[What you have to do]
Go through the listing below and list every line with "type".

# start of Source material

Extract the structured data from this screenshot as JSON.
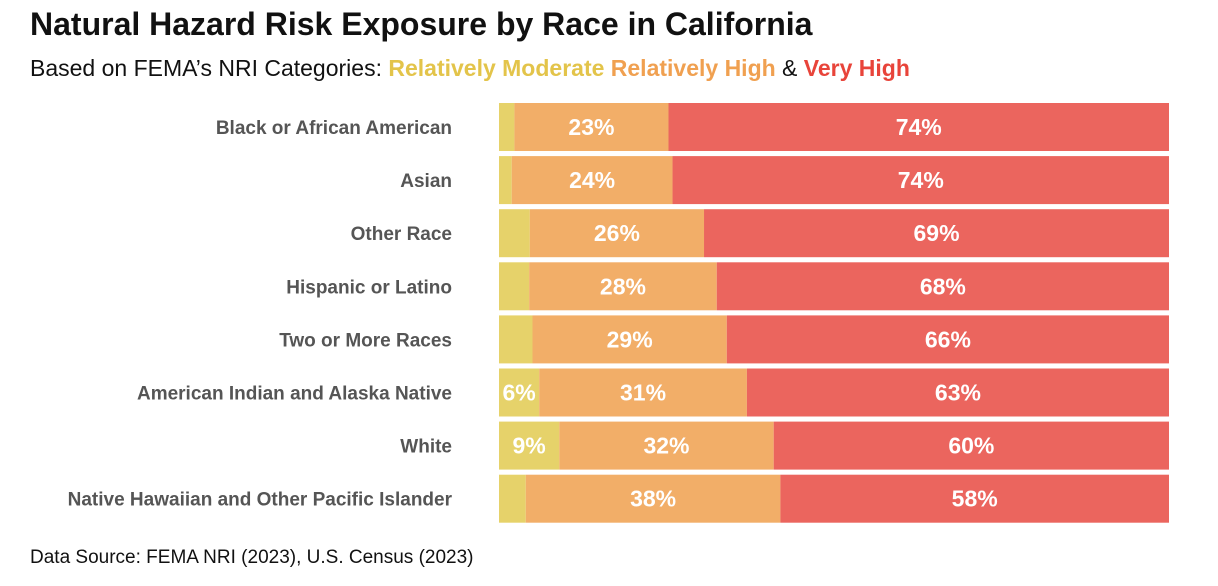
{
  "title": "Natural Hazard Risk Exposure by Race in California",
  "subtitle": {
    "prefix": "Based on FEMA’s NRI Categories: ",
    "cat1": "Relatively Moderate",
    "cat2": "Relatively High",
    "sep": " & ",
    "cat3": "Very High"
  },
  "source": "Data Source: FEMA NRI (2023), U.S. Census (2023)",
  "chart_data": {
    "type": "bar",
    "orientation": "horizontal",
    "stacked": true,
    "xlim": [
      0,
      100
    ],
    "categories": [
      "Black or African American",
      "Asian",
      "Other Race",
      "Hispanic or Latino",
      "Two or More Races",
      "American Indian and Alaska Native",
      "White",
      "Native Hawaiian and Other Pacific Islander"
    ],
    "series": [
      {
        "name": "Relatively Moderate",
        "color": "#E6D26A",
        "values": [
          2.3,
          1.9,
          4.6,
          4.5,
          5,
          6,
          9,
          4
        ],
        "labels": [
          "",
          "",
          "",
          "",
          "",
          "6%",
          "9%",
          ""
        ]
      },
      {
        "name": "Relatively High",
        "color": "#F2AE68",
        "values": [
          23,
          24,
          26,
          28,
          29,
          31,
          32,
          38
        ],
        "labels": [
          "23%",
          "24%",
          "26%",
          "28%",
          "29%",
          "31%",
          "32%",
          "38%"
        ]
      },
      {
        "name": "Very High",
        "color": "#EB655E",
        "values": [
          74,
          74,
          69,
          68,
          66,
          63,
          60,
          58
        ],
        "labels": [
          "74%",
          "74%",
          "69%",
          "68%",
          "66%",
          "63%",
          "60%",
          "58%"
        ]
      }
    ],
    "subtitle_colors": {
      "moderate": "#E3C44A",
      "high": "#F0A050",
      "very_high": "#E8443A"
    }
  }
}
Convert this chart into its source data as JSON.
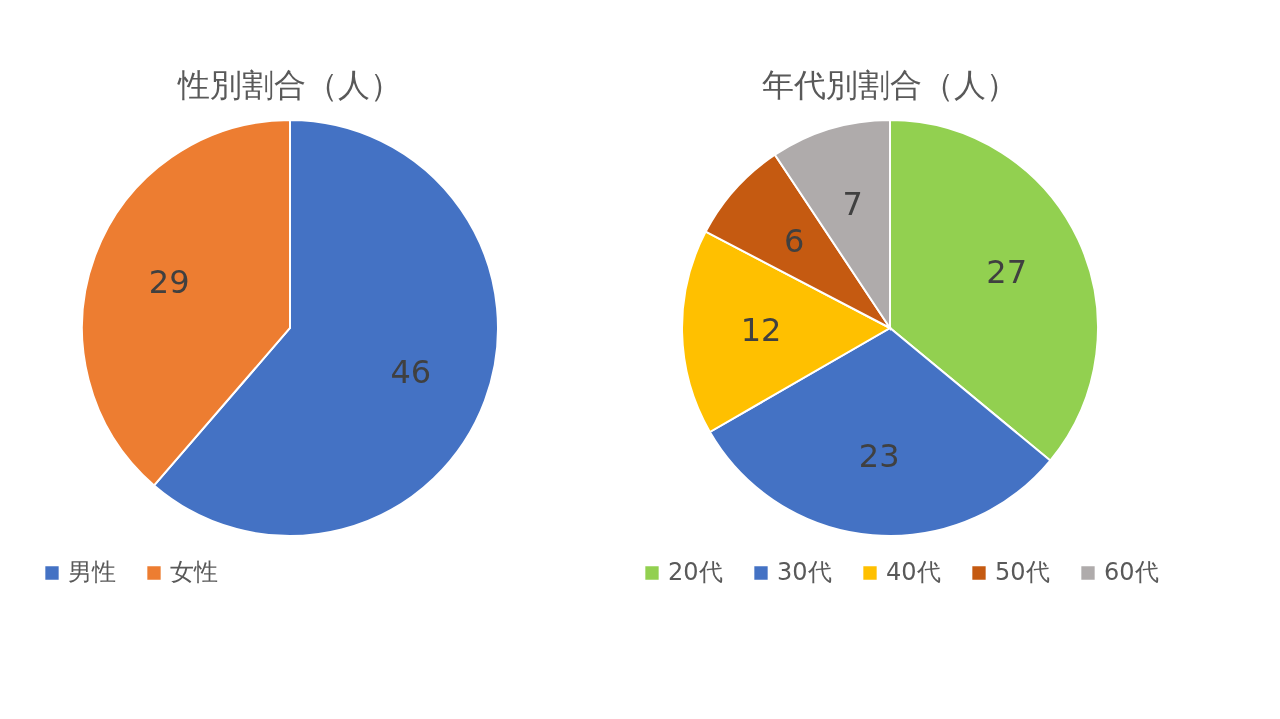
{
  "chart_data": [
    {
      "type": "pie",
      "title": "性別割合（人）",
      "categories": [
        "男性",
        "女性"
      ],
      "values": [
        46,
        29
      ],
      "colors": [
        "#4472c4",
        "#ed7d31"
      ],
      "data_labels": true,
      "legend": "bottom"
    },
    {
      "type": "pie",
      "title": "年代別割合（人）",
      "categories": [
        "20代",
        "30代",
        "40代",
        "50代",
        "60代"
      ],
      "values": [
        27,
        23,
        12,
        6,
        7
      ],
      "colors": [
        "#92d050",
        "#4472c4",
        "#ffc000",
        "#c55a11",
        "#afabab"
      ],
      "data_labels": true,
      "legend": "bottom"
    }
  ]
}
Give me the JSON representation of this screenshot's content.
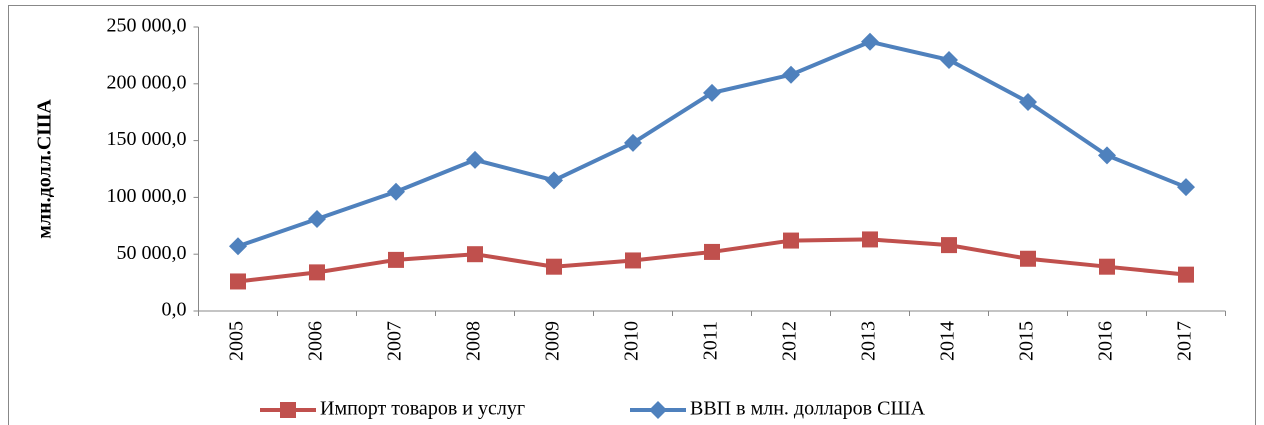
{
  "chart_data": {
    "type": "line",
    "y_label": "млн.долл.США",
    "categories": [
      "2005",
      "2006",
      "2007",
      "2008",
      "2009",
      "2010",
      "2011",
      "2012",
      "2013",
      "2014",
      "2015",
      "2016",
      "2017"
    ],
    "series": [
      {
        "name": "Импорт товаров и услуг",
        "color": "#c0504d",
        "marker": "square",
        "values": [
          26000,
          34000,
          45000,
          50000,
          39000,
          44500,
          52000,
          62000,
          63000,
          58000,
          46000,
          39000,
          32000
        ]
      },
      {
        "name": "ВВП в млн. долларов США",
        "color": "#4f81bd",
        "marker": "diamond",
        "values": [
          57000,
          81000,
          105000,
          133000,
          115000,
          148000,
          192000,
          208000,
          237000,
          221000,
          184000,
          137000,
          109000
        ]
      }
    ],
    "ylim": [
      0,
      250000
    ],
    "yticks": [
      {
        "value": 0,
        "label": "0,0"
      },
      {
        "value": 50000,
        "label": "50 000,0"
      },
      {
        "value": 100000,
        "label": "100 000,0"
      },
      {
        "value": 150000,
        "label": "150 000,0"
      },
      {
        "value": 200000,
        "label": "200 000,0"
      },
      {
        "value": 250000,
        "label": "250 000,0"
      }
    ],
    "grid": false,
    "legend": "bottom"
  }
}
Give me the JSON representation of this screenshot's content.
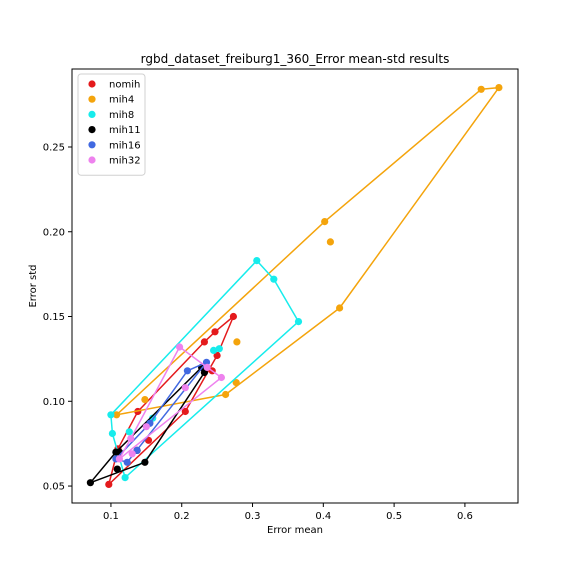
{
  "chart_data": {
    "type": "scatter",
    "title": "rgbd_dataset_freiburg1_360_Error mean-std results",
    "xlabel": "Error mean",
    "ylabel": "Error std",
    "xlim": [
      0.045,
      0.675
    ],
    "ylim": [
      0.04,
      0.296
    ],
    "x_ticks": [
      {
        "value": 0.1,
        "label": "0.1"
      },
      {
        "value": 0.2,
        "label": "0.2"
      },
      {
        "value": 0.3,
        "label": "0.3"
      },
      {
        "value": 0.4,
        "label": "0.4"
      },
      {
        "value": 0.5,
        "label": "0.5"
      },
      {
        "value": 0.6,
        "label": "0.6"
      }
    ],
    "y_ticks": [
      {
        "value": 0.05,
        "label": "0.05"
      },
      {
        "value": 0.1,
        "label": "0.10"
      },
      {
        "value": 0.15,
        "label": "0.15"
      },
      {
        "value": 0.2,
        "label": "0.20"
      },
      {
        "value": 0.25,
        "label": "0.25"
      }
    ],
    "grid": false,
    "legend_position": "top-left",
    "series": [
      {
        "name": "nomih",
        "color": "#e41a1c",
        "points": [
          [
            0.097,
            0.051
          ],
          [
            0.138,
            0.094
          ],
          [
            0.205,
            0.094
          ],
          [
            0.247,
            0.141
          ],
          [
            0.25,
            0.127
          ],
          [
            0.243,
            0.118
          ],
          [
            0.232,
            0.135
          ],
          [
            0.273,
            0.15
          ],
          [
            0.153,
            0.077
          ],
          [
            0.11,
            0.072
          ]
        ],
        "hull": [
          [
            0.097,
            0.051
          ],
          [
            0.205,
            0.094
          ],
          [
            0.25,
            0.127
          ],
          [
            0.273,
            0.15
          ],
          [
            0.247,
            0.141
          ],
          [
            0.232,
            0.135
          ],
          [
            0.138,
            0.094
          ],
          [
            0.11,
            0.072
          ]
        ]
      },
      {
        "name": "mih4",
        "color": "#f4a40c",
        "points": [
          [
            0.648,
            0.285
          ],
          [
            0.623,
            0.284
          ],
          [
            0.402,
            0.206
          ],
          [
            0.41,
            0.194
          ],
          [
            0.423,
            0.155
          ],
          [
            0.262,
            0.104
          ],
          [
            0.277,
            0.111
          ],
          [
            0.108,
            0.092
          ],
          [
            0.148,
            0.101
          ],
          [
            0.278,
            0.135
          ]
        ],
        "hull": [
          [
            0.108,
            0.092
          ],
          [
            0.262,
            0.104
          ],
          [
            0.423,
            0.155
          ],
          [
            0.648,
            0.285
          ],
          [
            0.623,
            0.284
          ],
          [
            0.402,
            0.206
          ]
        ]
      },
      {
        "name": "mih8",
        "color": "#17ecec",
        "points": [
          [
            0.1,
            0.092
          ],
          [
            0.102,
            0.081
          ],
          [
            0.306,
            0.183
          ],
          [
            0.33,
            0.172
          ],
          [
            0.365,
            0.147
          ],
          [
            0.12,
            0.055
          ],
          [
            0.126,
            0.082
          ],
          [
            0.245,
            0.13
          ],
          [
            0.253,
            0.131
          ],
          [
            0.159,
            0.09
          ]
        ],
        "hull": [
          [
            0.1,
            0.092
          ],
          [
            0.102,
            0.081
          ],
          [
            0.12,
            0.055
          ],
          [
            0.365,
            0.147
          ],
          [
            0.33,
            0.172
          ],
          [
            0.306,
            0.183
          ]
        ]
      },
      {
        "name": "mih11",
        "color": "#000000",
        "points": [
          [
            0.071,
            0.052
          ],
          [
            0.148,
            0.064
          ],
          [
            0.232,
            0.117
          ],
          [
            0.228,
            0.12
          ],
          [
            0.107,
            0.07
          ],
          [
            0.109,
            0.06
          ],
          [
            0.112,
            0.07
          ],
          [
            0.137,
            0.071
          ]
        ],
        "hull": [
          [
            0.071,
            0.052
          ],
          [
            0.148,
            0.064
          ],
          [
            0.232,
            0.117
          ],
          [
            0.228,
            0.12
          ],
          [
            0.107,
            0.07
          ]
        ]
      },
      {
        "name": "mih16",
        "color": "#4169e1",
        "points": [
          [
            0.107,
            0.066
          ],
          [
            0.155,
            0.087
          ],
          [
            0.208,
            0.118
          ],
          [
            0.235,
            0.123
          ],
          [
            0.123,
            0.064
          ],
          [
            0.137,
            0.071
          ]
        ],
        "hull": [
          [
            0.107,
            0.066
          ],
          [
            0.123,
            0.064
          ],
          [
            0.235,
            0.123
          ],
          [
            0.208,
            0.118
          ],
          [
            0.155,
            0.087
          ]
        ]
      },
      {
        "name": "mih32",
        "color": "#ee82ee",
        "points": [
          [
            0.112,
            0.066
          ],
          [
            0.128,
            0.078
          ],
          [
            0.197,
            0.132
          ],
          [
            0.236,
            0.12
          ],
          [
            0.256,
            0.114
          ],
          [
            0.205,
            0.108
          ],
          [
            0.15,
            0.085
          ],
          [
            0.13,
            0.069
          ]
        ],
        "hull": [
          [
            0.112,
            0.066
          ],
          [
            0.256,
            0.114
          ],
          [
            0.236,
            0.12
          ],
          [
            0.197,
            0.132
          ],
          [
            0.128,
            0.078
          ]
        ]
      }
    ]
  }
}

# end of Source material

[Response to this exercise]
    "type": "bar",
      "type": "pie",
      "type": "pie",
    "type": "line",
    "type": "scatter",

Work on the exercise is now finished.